WHAT IS ASKED
Images excluded, repeat each entry below exactly.
-- Begin DATASET --
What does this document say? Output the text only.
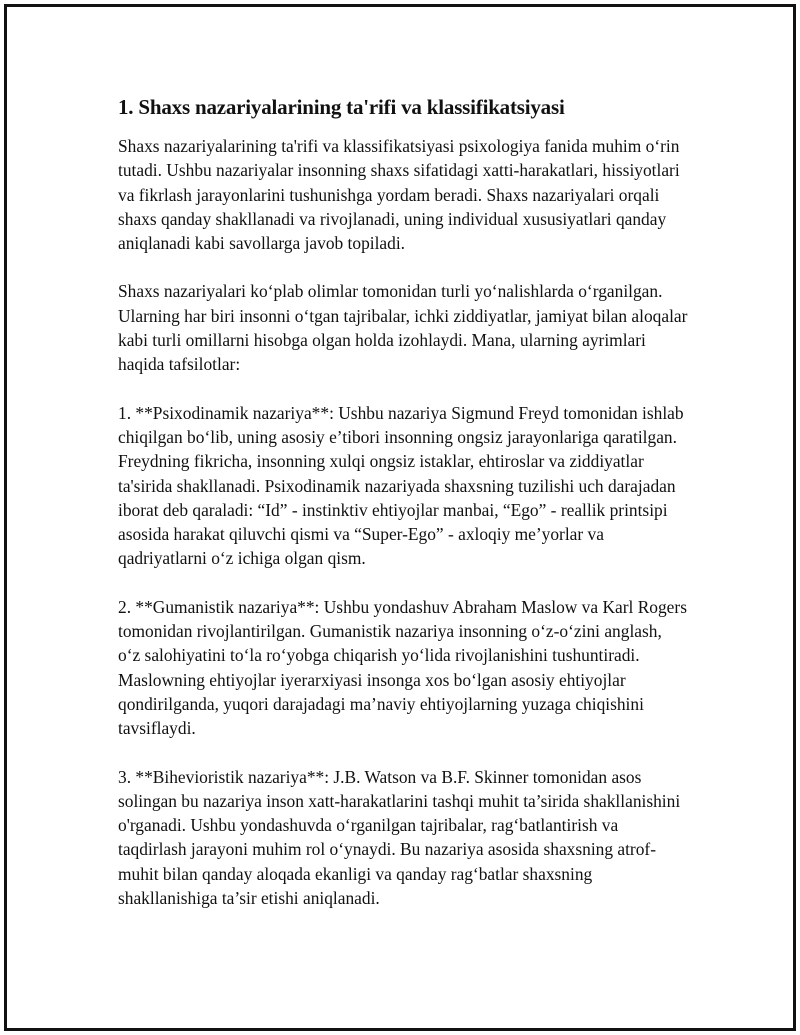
1. Shaxs nazariyalarining ta'rifi va klassifikatsiyasi

Shaxs nazariyalarining ta'rifi va klassifikatsiyasi psixologiya fanida muhim o‘rin tutadi. Ushbu nazariyalar insonning shaxs sifatidagi xatti-harakatlari, hissiyotlari va fikrlash jarayonlarini tushunishga yordam beradi. Shaxs nazariyalari orqali shaxs qanday shakllanadi va rivojlanadi, uning individual xususiyatlari qanday aniqlanadi kabi savollarga javob topiladi.

Shaxs nazariyalari ko‘plab olimlar tomonidan turli yo‘nalishlarda o‘rganilgan. Ularning har biri insonni o‘tgan tajribalar, ichki ziddiyatlar, jamiyat bilan aloqalar kabi turli omillarni hisobga olgan holda izohlaydi. Mana, ularning ayrimlari haqida tafsilotlar:

1. **Psixodinamik nazariya**: Ushbu nazariya Sigmund Freyd tomonidan ishlab chiqilgan bo‘lib, uning asosiy e’tibori insonning ongsiz jarayonlariga qaratilgan. Freydning fikricha, insonning xulqi ongsiz istaklar, ehtiroslar va ziddiyatlar ta'sirida shakllanadi. Psixodinamik nazariyada shaxsning tuzilishi uch darajadan iborat deb qaraladi: “Id” - instinktiv ehtiyojlar manbai, “Ego” - reallik printsipi asosida harakat qiluvchi qismi va “Super-Ego” - axloqiy me’yorlar va qadriyatlarni o‘z ichiga olgan qism.

2. **Gumanistik nazariya**: Ushbu yondashuv Abraham Maslow va Karl Rogers tomonidan rivojlantirilgan. Gumanistik nazariya insonning o‘z-o‘zini anglash, o‘z salohiyatini to‘la ro‘yobga chiqarish yo‘lida rivojlanishini tushuntiradi. Maslowning ehtiyojlar iyerarxiyasi insonga xos bo‘lgan asosiy ehtiyojlar qondirilganda, yuqori darajadagi ma’naviy ehtiyojlarning yuzaga chiqishini tavsiflaydi.

3. **Bihevioristik nazariya**: J.B. Watson va B.F. Skinner tomonidan asos solingan bu nazariya inson xatt-harakatlarini tashqi muhit ta’sirida shakllanishini o'rganadi. Ushbu yondashuvda o‘rganilgan tajribalar, rag‘batlantirish va taqdirlash jarayoni muhim rol o‘ynaydi. Bu nazariya asosida shaxsning atrof-muhit bilan qanday aloqada ekanligi va qanday rag‘batlar shaxsning shakllanishiga ta’sir etishi aniqlanadi.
-- End DATASET --
EXERCISE ANSWER
What does this document say? Output the text only.
1. Shaxs nazariyalarining ta'rifi va klassifikatsiyasi

Shaxs nazariyalarining ta'rifi va klassifikatsiyasi psixologiya fanida muhim o‘rin tutadi. Ushbu nazariyalar insonning shaxs sifatidagi xatti-harakatlari, hissiyotlari va fikrlash jarayonlarini tushunishga yordam beradi. Shaxs nazariyalari orqali shaxs qanday shakllanadi va rivojlanadi, uning individual xususiyatlari qanday aniqlanadi kabi savollarga javob topiladi.

Shaxs nazariyalari ko‘plab olimlar tomonidan turli yo‘nalishlarda o‘rganilgan. Ularning har biri insonni o‘tgan tajribalar, ichki ziddiyatlar, jamiyat bilan aloqalar kabi turli omillarni hisobga olgan holda izohlaydi. Mana, ularning ayrimlari haqida tafsilotlar:

1. **Psixodinamik nazariya**: Ushbu nazariya Sigmund Freyd tomonidan ishlab chiqilgan bo‘lib, uning asosiy e’tibori insonning ongsiz jarayonlariga qaratilgan. Freydning fikricha, insonning xulqi ongsiz istaklar, ehtiroslar va ziddiyatlar ta'sirida shakllanadi. Psixodinamik nazariyada shaxsning tuzilishi uch darajadan iborat deb qaraladi: “Id” - instinktiv ehtiyojlar manbai, “Ego” - reallik printsipi asosida harakat qiluvchi qismi va “Super-Ego” - axloqiy me’yorlar va qadriyatlarni o‘z ichiga olgan qism.

2. **Gumanistik nazariya**: Ushbu yondashuv Abraham Maslow va Karl Rogers tomonidan rivojlantirilgan. Gumanistik nazariya insonning o‘z-o‘zini anglash, o‘z salohiyatini to‘la ro‘yobga chiqarish yo‘lida rivojlanishini tushuntiradi. Maslowning ehtiyojlar iyerarxiyasi insonga xos bo‘lgan asosiy ehtiyojlar qondirilganda, yuqori darajadagi ma’naviy ehtiyojlarning yuzaga chiqishini tavsiflaydi.

3. **Bihevioristik nazariya**: J.B. Watson va B.F. Skinner tomonidan asos solingan bu nazariya inson xatt-harakatlarini tashqi muhit ta’sirida shakllanishini o'rganadi. Ushbu yondashuvda o‘rganilgan tajribalar, rag‘batlantirish va taqdirlash jarayoni muhim rol o‘ynaydi. Bu nazariya asosida shaxsning atrof-muhit bilan qanday aloqada ekanligi va qanday rag‘batlar shaxsning shakllanishiga ta’sir etishi aniqlanadi.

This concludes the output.